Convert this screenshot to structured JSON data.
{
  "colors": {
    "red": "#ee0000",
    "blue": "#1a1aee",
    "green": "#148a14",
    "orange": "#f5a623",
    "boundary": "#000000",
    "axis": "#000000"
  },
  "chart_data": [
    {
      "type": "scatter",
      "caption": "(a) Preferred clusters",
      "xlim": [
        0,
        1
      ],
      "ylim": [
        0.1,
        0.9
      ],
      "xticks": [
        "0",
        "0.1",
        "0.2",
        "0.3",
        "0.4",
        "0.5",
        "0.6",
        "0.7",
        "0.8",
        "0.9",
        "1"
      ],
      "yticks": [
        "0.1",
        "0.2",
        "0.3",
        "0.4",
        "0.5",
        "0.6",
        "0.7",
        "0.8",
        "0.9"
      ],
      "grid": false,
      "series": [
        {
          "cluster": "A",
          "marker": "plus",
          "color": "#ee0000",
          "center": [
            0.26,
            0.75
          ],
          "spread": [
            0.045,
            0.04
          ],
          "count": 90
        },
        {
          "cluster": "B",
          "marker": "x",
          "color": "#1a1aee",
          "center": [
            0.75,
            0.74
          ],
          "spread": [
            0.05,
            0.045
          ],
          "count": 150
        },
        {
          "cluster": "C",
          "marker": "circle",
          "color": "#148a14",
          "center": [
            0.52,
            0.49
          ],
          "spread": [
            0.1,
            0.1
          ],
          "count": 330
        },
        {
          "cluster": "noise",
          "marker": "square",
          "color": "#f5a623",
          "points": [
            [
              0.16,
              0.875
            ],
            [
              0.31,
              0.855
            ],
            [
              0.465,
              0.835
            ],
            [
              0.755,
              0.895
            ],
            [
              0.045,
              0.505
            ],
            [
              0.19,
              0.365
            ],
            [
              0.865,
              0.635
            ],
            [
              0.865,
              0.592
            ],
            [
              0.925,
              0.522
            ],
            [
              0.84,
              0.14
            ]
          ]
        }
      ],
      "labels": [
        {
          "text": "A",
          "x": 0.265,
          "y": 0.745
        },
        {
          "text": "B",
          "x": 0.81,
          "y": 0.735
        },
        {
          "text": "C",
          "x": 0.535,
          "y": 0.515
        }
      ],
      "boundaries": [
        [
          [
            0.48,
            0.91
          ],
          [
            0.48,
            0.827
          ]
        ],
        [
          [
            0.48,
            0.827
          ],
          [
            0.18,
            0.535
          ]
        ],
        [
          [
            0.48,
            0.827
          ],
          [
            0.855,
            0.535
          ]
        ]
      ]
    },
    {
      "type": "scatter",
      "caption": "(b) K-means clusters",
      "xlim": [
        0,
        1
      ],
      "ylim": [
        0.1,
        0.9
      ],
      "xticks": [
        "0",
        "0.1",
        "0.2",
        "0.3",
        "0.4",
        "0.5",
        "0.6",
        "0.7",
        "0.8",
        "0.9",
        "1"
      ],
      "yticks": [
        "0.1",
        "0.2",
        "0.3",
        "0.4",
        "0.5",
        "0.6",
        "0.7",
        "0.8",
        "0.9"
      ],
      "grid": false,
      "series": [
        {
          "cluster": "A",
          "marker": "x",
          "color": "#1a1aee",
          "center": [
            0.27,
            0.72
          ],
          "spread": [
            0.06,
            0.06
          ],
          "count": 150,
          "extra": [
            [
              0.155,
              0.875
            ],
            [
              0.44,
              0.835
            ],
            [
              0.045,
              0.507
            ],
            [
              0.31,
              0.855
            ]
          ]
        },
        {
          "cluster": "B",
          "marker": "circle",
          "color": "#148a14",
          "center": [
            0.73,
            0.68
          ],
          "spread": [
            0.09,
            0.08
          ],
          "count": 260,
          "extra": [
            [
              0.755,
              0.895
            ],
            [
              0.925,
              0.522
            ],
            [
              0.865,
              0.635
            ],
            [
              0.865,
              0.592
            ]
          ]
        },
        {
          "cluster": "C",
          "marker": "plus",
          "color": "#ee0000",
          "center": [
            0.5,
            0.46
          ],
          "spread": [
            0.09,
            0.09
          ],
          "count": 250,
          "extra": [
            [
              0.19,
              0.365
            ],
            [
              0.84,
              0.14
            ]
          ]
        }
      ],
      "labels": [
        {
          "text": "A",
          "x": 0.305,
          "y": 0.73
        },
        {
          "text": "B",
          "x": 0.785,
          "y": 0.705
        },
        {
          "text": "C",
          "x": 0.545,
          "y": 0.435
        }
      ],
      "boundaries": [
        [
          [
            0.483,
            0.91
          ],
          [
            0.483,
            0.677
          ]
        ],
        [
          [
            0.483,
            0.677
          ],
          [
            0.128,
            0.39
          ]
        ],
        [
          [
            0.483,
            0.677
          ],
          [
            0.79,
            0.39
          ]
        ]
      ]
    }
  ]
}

^^^^^^^^^^^^^^^^

PROBLEM: Please quote the data above in full, with no line missing.

RESULT FOR THIS EXERCISE:
Convert this screenshot to structured JSON data.
{
  "colors": {
    "red": "#ee0000",
    "blue": "#1a1aee",
    "green": "#148a14",
    "orange": "#f5a623",
    "boundary": "#000000",
    "axis": "#000000"
  },
  "chart_data": [
    {
      "type": "scatter",
      "caption": "(a) Preferred clusters",
      "xlim": [
        0,
        1
      ],
      "ylim": [
        0.1,
        0.9
      ],
      "xticks": [
        "0",
        "0.1",
        "0.2",
        "0.3",
        "0.4",
        "0.5",
        "0.6",
        "0.7",
        "0.8",
        "0.9",
        "1"
      ],
      "yticks": [
        "0.1",
        "0.2",
        "0.3",
        "0.4",
        "0.5",
        "0.6",
        "0.7",
        "0.8",
        "0.9"
      ],
      "grid": false,
      "series": [
        {
          "cluster": "A",
          "marker": "plus",
          "color": "#ee0000",
          "center": [
            0.26,
            0.75
          ],
          "spread": [
            0.045,
            0.04
          ],
          "count": 90
        },
        {
          "cluster": "B",
          "marker": "x",
          "color": "#1a1aee",
          "center": [
            0.75,
            0.74
          ],
          "spread": [
            0.05,
            0.045
          ],
          "count": 150
        },
        {
          "cluster": "C",
          "marker": "circle",
          "color": "#148a14",
          "center": [
            0.52,
            0.49
          ],
          "spread": [
            0.1,
            0.1
          ],
          "count": 330
        },
        {
          "cluster": "noise",
          "marker": "square",
          "color": "#f5a623",
          "points": [
            [
              0.16,
              0.875
            ],
            [
              0.31,
              0.855
            ],
            [
              0.465,
              0.835
            ],
            [
              0.755,
              0.895
            ],
            [
              0.045,
              0.505
            ],
            [
              0.19,
              0.365
            ],
            [
              0.865,
              0.635
            ],
            [
              0.865,
              0.592
            ],
            [
              0.925,
              0.522
            ],
            [
              0.84,
              0.14
            ]
          ]
        }
      ],
      "labels": [
        {
          "text": "A",
          "x": 0.265,
          "y": 0.745
        },
        {
          "text": "B",
          "x": 0.81,
          "y": 0.735
        },
        {
          "text": "C",
          "x": 0.535,
          "y": 0.515
        }
      ],
      "boundaries": [
        [
          [
            0.48,
            0.91
          ],
          [
            0.48,
            0.827
          ]
        ],
        [
          [
            0.48,
            0.827
          ],
          [
            0.18,
            0.535
          ]
        ],
        [
          [
            0.48,
            0.827
          ],
          [
            0.855,
            0.535
          ]
        ]
      ]
    },
    {
      "type": "scatter",
      "caption": "(b) K-means clusters",
      "xlim": [
        0,
        1
      ],
      "ylim": [
        0.1,
        0.9
      ],
      "xticks": [
        "0",
        "0.1",
        "0.2",
        "0.3",
        "0.4",
        "0.5",
        "0.6",
        "0.7",
        "0.8",
        "0.9",
        "1"
      ],
      "yticks": [
        "0.1",
        "0.2",
        "0.3",
        "0.4",
        "0.5",
        "0.6",
        "0.7",
        "0.8",
        "0.9"
      ],
      "grid": false,
      "series": [
        {
          "cluster": "A",
          "marker": "x",
          "color": "#1a1aee",
          "center": [
            0.27,
            0.72
          ],
          "spread": [
            0.06,
            0.06
          ],
          "count": 150,
          "extra": [
            [
              0.155,
              0.875
            ],
            [
              0.44,
              0.835
            ],
            [
              0.045,
              0.507
            ],
            [
              0.31,
              0.855
            ]
          ]
        },
        {
          "cluster": "B",
          "marker": "circle",
          "color": "#148a14",
          "center": [
            0.73,
            0.68
          ],
          "spread": [
            0.09,
            0.08
          ],
          "count": 260,
          "extra": [
            [
              0.755,
              0.895
            ],
            [
              0.925,
              0.522
            ],
            [
              0.865,
              0.635
            ],
            [
              0.865,
              0.592
            ]
          ]
        },
        {
          "cluster": "C",
          "marker": "plus",
          "color": "#ee0000",
          "center": [
            0.5,
            0.46
          ],
          "spread": [
            0.09,
            0.09
          ],
          "count": 250,
          "extra": [
            [
              0.19,
              0.365
            ],
            [
              0.84,
              0.14
            ]
          ]
        }
      ],
      "labels": [
        {
          "text": "A",
          "x": 0.305,
          "y": 0.73
        },
        {
          "text": "B",
          "x": 0.785,
          "y": 0.705
        },
        {
          "text": "C",
          "x": 0.545,
          "y": 0.435
        }
      ],
      "boundaries": [
        [
          [
            0.483,
            0.91
          ],
          [
            0.483,
            0.677
          ]
        ],
        [
          [
            0.483,
            0.677
          ],
          [
            0.128,
            0.39
          ]
        ],
        [
          [
            0.483,
            0.677
          ],
          [
            0.79,
            0.39
          ]
        ]
      ]
    }
  ]
}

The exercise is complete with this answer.